• [Work to be completed]: With the images removed, repeat the data below exactly.

-- begin Input records --

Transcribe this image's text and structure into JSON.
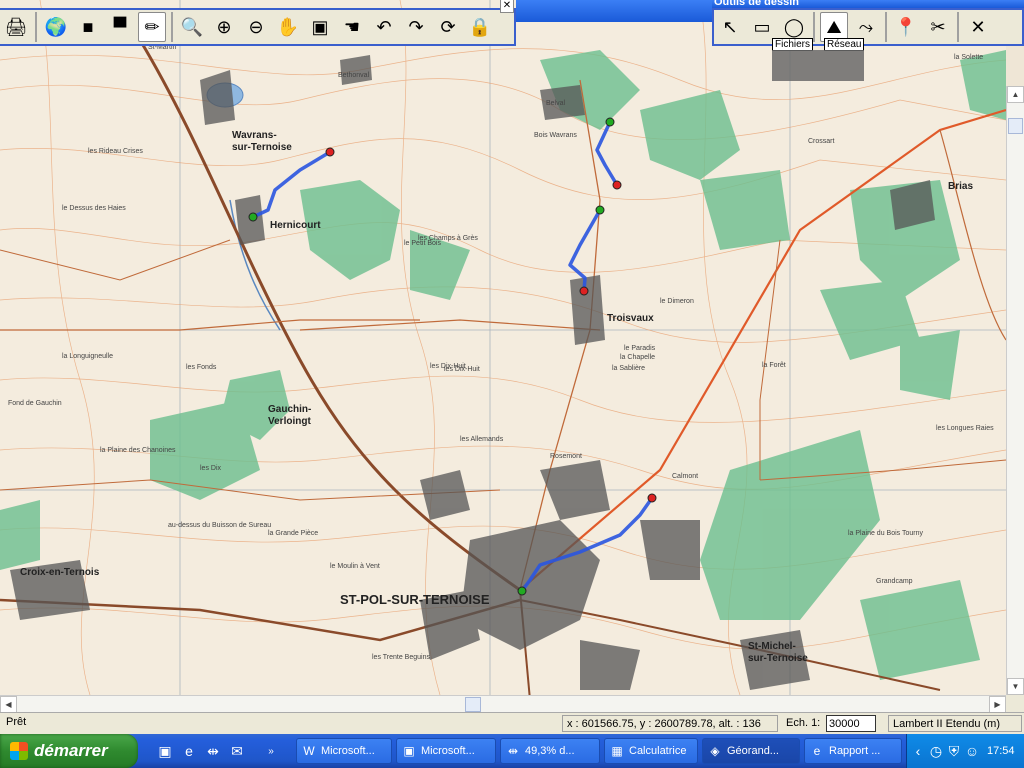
{
  "toolbar_main": {
    "buttons": [
      {
        "name": "print-icon",
        "glyph": "🖨"
      },
      {
        "name": "globe-open-icon",
        "glyph": "🌍"
      },
      {
        "name": "layer-gray-icon",
        "glyph": "■"
      },
      {
        "name": "layer-gray2-icon",
        "glyph": "▀"
      },
      {
        "name": "pencil-edit-icon",
        "glyph": "✏"
      },
      {
        "name": "zoom-icon",
        "glyph": "🔍"
      },
      {
        "name": "zoom-in-icon",
        "glyph": "⊕"
      },
      {
        "name": "zoom-out-icon",
        "glyph": "⊖"
      },
      {
        "name": "pan-hand-zoom-icon",
        "glyph": "✋"
      },
      {
        "name": "zoom-window-icon",
        "glyph": "▣"
      },
      {
        "name": "pan-hand-icon",
        "glyph": "☚"
      },
      {
        "name": "undo-icon",
        "glyph": "↶"
      },
      {
        "name": "redo-icon",
        "glyph": "↷"
      },
      {
        "name": "refresh-icon",
        "glyph": "⟳"
      },
      {
        "name": "lock-icon",
        "glyph": "🔒"
      }
    ]
  },
  "drawing_tools": {
    "title": "Outils de dessin",
    "buttons": [
      {
        "name": "pointer-icon",
        "glyph": "↖"
      },
      {
        "name": "rectangle-select-icon",
        "glyph": "▭"
      },
      {
        "name": "circle-select-icon",
        "glyph": "◯"
      },
      {
        "name": "profile-icon",
        "glyph": "⛰"
      },
      {
        "name": "network-route-icon",
        "glyph": "⤳"
      },
      {
        "name": "marker-icon",
        "glyph": "📍"
      },
      {
        "name": "scissors-icon",
        "glyph": "✂"
      },
      {
        "name": "delete-icon",
        "glyph": "✕"
      }
    ],
    "tooltip_files": "Fichiers",
    "tooltip_network": "Réseau"
  },
  "map_labels": [
    {
      "text": "ST-POL-SUR-TERNOISE",
      "cls": "big"
    },
    {
      "text": "Troisvaux",
      "cls": "med"
    },
    {
      "text": "Hernicourt",
      "cls": "med"
    },
    {
      "text": "Wavrans-",
      "cls": "med"
    },
    {
      "text": "sur-Ternoise",
      "cls": "med"
    },
    {
      "text": "Gauchin-",
      "cls": "med"
    },
    {
      "text": "Verloingt",
      "cls": "med"
    },
    {
      "text": "Croix-en-Ternois",
      "cls": "med"
    },
    {
      "text": "Brias",
      "cls": "med"
    },
    {
      "text": "St-Michel-",
      "cls": "med"
    },
    {
      "text": "sur-Ternoise",
      "cls": "med"
    },
    {
      "text": "Bethonval",
      "cls": "small"
    },
    {
      "text": "la Grande Pièce",
      "cls": "small"
    },
    {
      "text": "le Dimeron",
      "cls": "small"
    },
    {
      "text": "la Forêt",
      "cls": "small"
    },
    {
      "text": "Grandcamp",
      "cls": "small"
    },
    {
      "text": "St-Martin",
      "cls": "small"
    },
    {
      "text": "Belval",
      "cls": "small"
    },
    {
      "text": "Crossart",
      "cls": "small"
    },
    {
      "text": "Rosemont",
      "cls": "small"
    },
    {
      "text": "la Chapelle",
      "cls": "small"
    },
    {
      "text": "la Sablière",
      "cls": "small"
    },
    {
      "text": "les Dix-Huit",
      "cls": "small"
    },
    {
      "text": "Calmont",
      "cls": "small"
    },
    {
      "text": "le Paradis",
      "cls": "small"
    },
    {
      "text": "la Solette",
      "cls": "small"
    },
    {
      "text": "Bois Wavrans",
      "cls": "small"
    },
    {
      "text": "les Allemands",
      "cls": "small"
    },
    {
      "text": "la Plaine du Bois Tourny",
      "cls": "small"
    },
    {
      "text": "le Moulin à Vent",
      "cls": "small"
    },
    {
      "text": "les Fonds",
      "cls": "small"
    },
    {
      "text": "le Petit Bois",
      "cls": "small"
    },
    {
      "text": "les Longues Raies",
      "cls": "small"
    },
    {
      "text": "les Trente Beguins",
      "cls": "small"
    },
    {
      "text": "les Champs à Grès",
      "cls": "small"
    },
    {
      "text": "au-dessus du Buisson de Sureau",
      "cls": "small"
    },
    {
      "text": "Fond de Gauchin",
      "cls": "small"
    },
    {
      "text": "la Longuigneulle",
      "cls": "small"
    },
    {
      "text": "le Dessus des Haies",
      "cls": "small"
    },
    {
      "text": "les Dix-Huit",
      "cls": "small"
    },
    {
      "text": "les Rideau Crises",
      "cls": "small"
    },
    {
      "text": "les Dix",
      "cls": "small"
    },
    {
      "text": "la Plaine des Chanoines",
      "cls": "small"
    }
  ],
  "status": {
    "ready": "Prêt",
    "coords": "x : 601566.75, y : 2600789.78, alt. : 136 m",
    "scale_label": "Ech. 1:",
    "scale_value": "30000",
    "projection": "Lambert II Etendu (m)"
  },
  "taskbar": {
    "start": "démarrer",
    "tasks": [
      {
        "label": "Microsoft...",
        "icon": "W"
      },
      {
        "label": "Microsoft...",
        "icon": "▣"
      },
      {
        "label": "49,3% d...",
        "icon": "⇹"
      },
      {
        "label": "Calculatrice",
        "icon": "▦"
      },
      {
        "label": "Géorand...",
        "icon": "◈"
      },
      {
        "label": "Rapport ...",
        "icon": "e"
      }
    ],
    "clock": "17:54"
  },
  "colors": {
    "route": "#2a55e0",
    "endpoint_start": "#22aa22",
    "endpoint_end": "#dd2222",
    "forest": "#6cbf8f",
    "contour": "#e8a070",
    "road_main": "#e05a2a"
  }
}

-- end Input records --

• [Answer to this exercise]:
Transcribe this image's text and structure into JSON.
{
  "toolbar_main": {
    "buttons": [
      {
        "name": "print-icon",
        "glyph": "🖨"
      },
      {
        "name": "globe-open-icon",
        "glyph": "🌍"
      },
      {
        "name": "layer-gray-icon",
        "glyph": "■"
      },
      {
        "name": "layer-gray2-icon",
        "glyph": "▀"
      },
      {
        "name": "pencil-edit-icon",
        "glyph": "✏"
      },
      {
        "name": "zoom-icon",
        "glyph": "🔍"
      },
      {
        "name": "zoom-in-icon",
        "glyph": "⊕"
      },
      {
        "name": "zoom-out-icon",
        "glyph": "⊖"
      },
      {
        "name": "pan-hand-zoom-icon",
        "glyph": "✋"
      },
      {
        "name": "zoom-window-icon",
        "glyph": "▣"
      },
      {
        "name": "pan-hand-icon",
        "glyph": "☚"
      },
      {
        "name": "undo-icon",
        "glyph": "↶"
      },
      {
        "name": "redo-icon",
        "glyph": "↷"
      },
      {
        "name": "refresh-icon",
        "glyph": "⟳"
      },
      {
        "name": "lock-icon",
        "glyph": "🔒"
      }
    ]
  },
  "drawing_tools": {
    "title": "Outils de dessin",
    "buttons": [
      {
        "name": "pointer-icon",
        "glyph": "↖"
      },
      {
        "name": "rectangle-select-icon",
        "glyph": "▭"
      },
      {
        "name": "circle-select-icon",
        "glyph": "◯"
      },
      {
        "name": "profile-icon",
        "glyph": "⛰"
      },
      {
        "name": "network-route-icon",
        "glyph": "⤳"
      },
      {
        "name": "marker-icon",
        "glyph": "📍"
      },
      {
        "name": "scissors-icon",
        "glyph": "✂"
      },
      {
        "name": "delete-icon",
        "glyph": "✕"
      }
    ],
    "tooltip_files": "Fichiers",
    "tooltip_network": "Réseau"
  },
  "map_labels": [
    {
      "text": "ST-POL-SUR-TERNOISE",
      "cls": "big"
    },
    {
      "text": "Troisvaux",
      "cls": "med"
    },
    {
      "text": "Hernicourt",
      "cls": "med"
    },
    {
      "text": "Wavrans-",
      "cls": "med"
    },
    {
      "text": "sur-Ternoise",
      "cls": "med"
    },
    {
      "text": "Gauchin-",
      "cls": "med"
    },
    {
      "text": "Verloingt",
      "cls": "med"
    },
    {
      "text": "Croix-en-Ternois",
      "cls": "med"
    },
    {
      "text": "Brias",
      "cls": "med"
    },
    {
      "text": "St-Michel-",
      "cls": "med"
    },
    {
      "text": "sur-Ternoise",
      "cls": "med"
    },
    {
      "text": "Bethonval",
      "cls": "small"
    },
    {
      "text": "la Grande Pièce",
      "cls": "small"
    },
    {
      "text": "le Dimeron",
      "cls": "small"
    },
    {
      "text": "la Forêt",
      "cls": "small"
    },
    {
      "text": "Grandcamp",
      "cls": "small"
    },
    {
      "text": "St-Martin",
      "cls": "small"
    },
    {
      "text": "Belval",
      "cls": "small"
    },
    {
      "text": "Crossart",
      "cls": "small"
    },
    {
      "text": "Rosemont",
      "cls": "small"
    },
    {
      "text": "la Chapelle",
      "cls": "small"
    },
    {
      "text": "la Sablière",
      "cls": "small"
    },
    {
      "text": "les Dix-Huit",
      "cls": "small"
    },
    {
      "text": "Calmont",
      "cls": "small"
    },
    {
      "text": "le Paradis",
      "cls": "small"
    },
    {
      "text": "la Solette",
      "cls": "small"
    },
    {
      "text": "Bois Wavrans",
      "cls": "small"
    },
    {
      "text": "les Allemands",
      "cls": "small"
    },
    {
      "text": "la Plaine du Bois Tourny",
      "cls": "small"
    },
    {
      "text": "le Moulin à Vent",
      "cls": "small"
    },
    {
      "text": "les Fonds",
      "cls": "small"
    },
    {
      "text": "le Petit Bois",
      "cls": "small"
    },
    {
      "text": "les Longues Raies",
      "cls": "small"
    },
    {
      "text": "les Trente Beguins",
      "cls": "small"
    },
    {
      "text": "les Champs à Grès",
      "cls": "small"
    },
    {
      "text": "au-dessus du Buisson de Sureau",
      "cls": "small"
    },
    {
      "text": "Fond de Gauchin",
      "cls": "small"
    },
    {
      "text": "la Longuigneulle",
      "cls": "small"
    },
    {
      "text": "le Dessus des Haies",
      "cls": "small"
    },
    {
      "text": "les Dix-Huit",
      "cls": "small"
    },
    {
      "text": "les Rideau Crises",
      "cls": "small"
    },
    {
      "text": "les Dix",
      "cls": "small"
    },
    {
      "text": "la Plaine des Chanoines",
      "cls": "small"
    }
  ],
  "status": {
    "ready": "Prêt",
    "coords": "x : 601566.75, y : 2600789.78, alt. : 136 m",
    "scale_label": "Ech. 1:",
    "scale_value": "30000",
    "projection": "Lambert II Etendu (m)"
  },
  "taskbar": {
    "start": "démarrer",
    "tasks": [
      {
        "label": "Microsoft...",
        "icon": "W"
      },
      {
        "label": "Microsoft...",
        "icon": "▣"
      },
      {
        "label": "49,3% d...",
        "icon": "⇹"
      },
      {
        "label": "Calculatrice",
        "icon": "▦"
      },
      {
        "label": "Géorand...",
        "icon": "◈"
      },
      {
        "label": "Rapport ...",
        "icon": "e"
      }
    ],
    "clock": "17:54"
  },
  "colors": {
    "route": "#2a55e0",
    "endpoint_start": "#22aa22",
    "endpoint_end": "#dd2222",
    "forest": "#6cbf8f",
    "contour": "#e8a070",
    "road_main": "#e05a2a"
  }
}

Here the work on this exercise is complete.